— Start Data for processing —

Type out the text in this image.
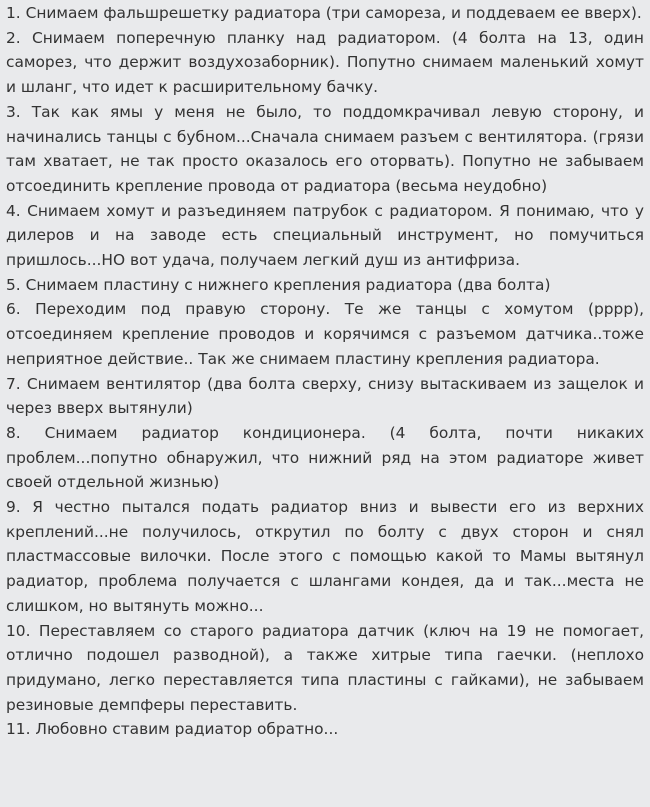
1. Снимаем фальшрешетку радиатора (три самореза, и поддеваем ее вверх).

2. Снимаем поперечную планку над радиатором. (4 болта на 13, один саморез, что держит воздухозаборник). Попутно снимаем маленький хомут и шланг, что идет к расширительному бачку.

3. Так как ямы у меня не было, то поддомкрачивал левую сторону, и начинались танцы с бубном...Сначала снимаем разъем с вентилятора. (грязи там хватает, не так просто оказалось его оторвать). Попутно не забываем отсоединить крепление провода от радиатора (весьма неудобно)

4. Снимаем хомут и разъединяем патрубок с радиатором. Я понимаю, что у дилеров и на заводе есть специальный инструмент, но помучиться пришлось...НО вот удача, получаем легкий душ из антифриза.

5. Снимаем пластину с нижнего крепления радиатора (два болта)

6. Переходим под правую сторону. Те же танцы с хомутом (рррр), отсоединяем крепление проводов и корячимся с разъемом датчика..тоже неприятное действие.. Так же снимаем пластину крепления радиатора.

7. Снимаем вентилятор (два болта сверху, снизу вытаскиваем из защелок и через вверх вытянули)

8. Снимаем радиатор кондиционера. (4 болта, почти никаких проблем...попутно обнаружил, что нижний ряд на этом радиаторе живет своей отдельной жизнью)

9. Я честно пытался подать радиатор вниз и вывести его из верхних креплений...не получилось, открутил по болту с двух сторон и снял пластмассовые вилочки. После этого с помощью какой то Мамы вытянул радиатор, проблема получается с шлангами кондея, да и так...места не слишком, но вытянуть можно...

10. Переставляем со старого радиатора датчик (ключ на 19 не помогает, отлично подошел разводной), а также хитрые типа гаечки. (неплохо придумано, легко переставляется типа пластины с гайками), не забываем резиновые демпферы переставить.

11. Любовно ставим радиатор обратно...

— End Data for processing —
— Start Data for processing —

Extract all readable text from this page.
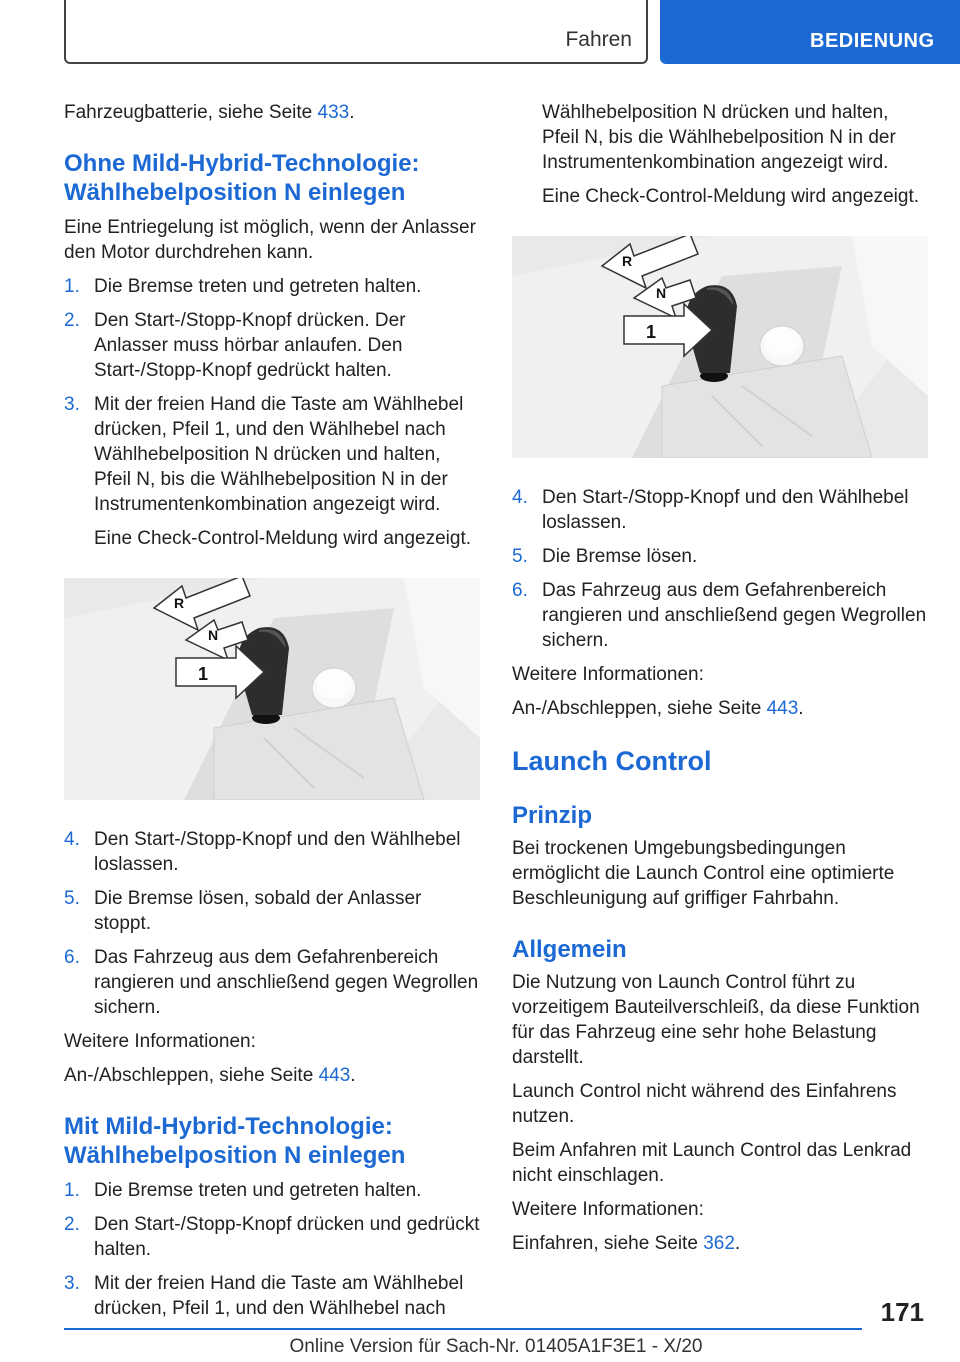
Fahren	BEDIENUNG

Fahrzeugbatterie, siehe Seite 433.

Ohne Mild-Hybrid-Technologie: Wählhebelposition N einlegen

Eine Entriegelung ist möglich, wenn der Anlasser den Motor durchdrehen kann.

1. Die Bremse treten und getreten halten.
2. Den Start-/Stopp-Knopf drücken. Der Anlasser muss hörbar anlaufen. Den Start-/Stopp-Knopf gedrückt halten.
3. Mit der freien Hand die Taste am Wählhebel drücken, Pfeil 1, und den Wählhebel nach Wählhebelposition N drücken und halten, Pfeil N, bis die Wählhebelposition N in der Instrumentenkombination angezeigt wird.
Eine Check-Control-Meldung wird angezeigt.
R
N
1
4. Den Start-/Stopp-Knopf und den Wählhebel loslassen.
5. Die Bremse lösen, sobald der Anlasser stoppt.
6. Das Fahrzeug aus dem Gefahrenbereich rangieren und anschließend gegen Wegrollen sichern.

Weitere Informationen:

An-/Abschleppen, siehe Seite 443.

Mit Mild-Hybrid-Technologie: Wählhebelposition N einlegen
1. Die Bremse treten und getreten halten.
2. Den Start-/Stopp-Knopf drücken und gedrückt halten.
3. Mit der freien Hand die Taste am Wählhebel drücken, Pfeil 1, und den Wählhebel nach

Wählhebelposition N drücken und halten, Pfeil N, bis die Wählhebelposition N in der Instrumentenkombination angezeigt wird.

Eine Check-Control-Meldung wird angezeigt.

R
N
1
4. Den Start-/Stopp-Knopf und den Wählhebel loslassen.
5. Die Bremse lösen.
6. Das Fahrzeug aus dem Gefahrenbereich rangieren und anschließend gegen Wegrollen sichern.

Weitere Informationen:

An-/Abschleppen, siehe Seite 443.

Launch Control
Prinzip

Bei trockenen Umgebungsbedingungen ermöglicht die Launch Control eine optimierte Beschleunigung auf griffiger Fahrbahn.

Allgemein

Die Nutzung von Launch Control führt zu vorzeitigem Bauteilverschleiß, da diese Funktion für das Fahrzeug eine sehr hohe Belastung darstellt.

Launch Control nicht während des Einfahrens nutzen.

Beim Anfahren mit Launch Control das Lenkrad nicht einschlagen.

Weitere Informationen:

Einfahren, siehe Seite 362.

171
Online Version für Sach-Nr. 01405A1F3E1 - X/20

— End Data for processing —
— Start Data for processing —

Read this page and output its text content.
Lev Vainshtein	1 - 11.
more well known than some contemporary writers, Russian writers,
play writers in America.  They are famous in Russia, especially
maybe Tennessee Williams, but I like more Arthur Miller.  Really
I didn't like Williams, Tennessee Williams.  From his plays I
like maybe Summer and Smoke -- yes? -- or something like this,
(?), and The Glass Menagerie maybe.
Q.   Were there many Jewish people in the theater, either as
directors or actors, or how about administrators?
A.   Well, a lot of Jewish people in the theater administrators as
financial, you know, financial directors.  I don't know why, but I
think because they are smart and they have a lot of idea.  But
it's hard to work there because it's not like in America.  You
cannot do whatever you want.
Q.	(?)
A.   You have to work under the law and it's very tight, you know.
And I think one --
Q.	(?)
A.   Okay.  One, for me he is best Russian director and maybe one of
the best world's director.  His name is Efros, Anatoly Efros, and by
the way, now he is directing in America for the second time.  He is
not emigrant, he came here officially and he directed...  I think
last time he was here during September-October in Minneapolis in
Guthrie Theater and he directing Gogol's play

— End Data for processing —

* _Written task_
Looking at the records above, report how many lines contain the word "Seite". Answer with the number only.

* _Output of the exercise_
4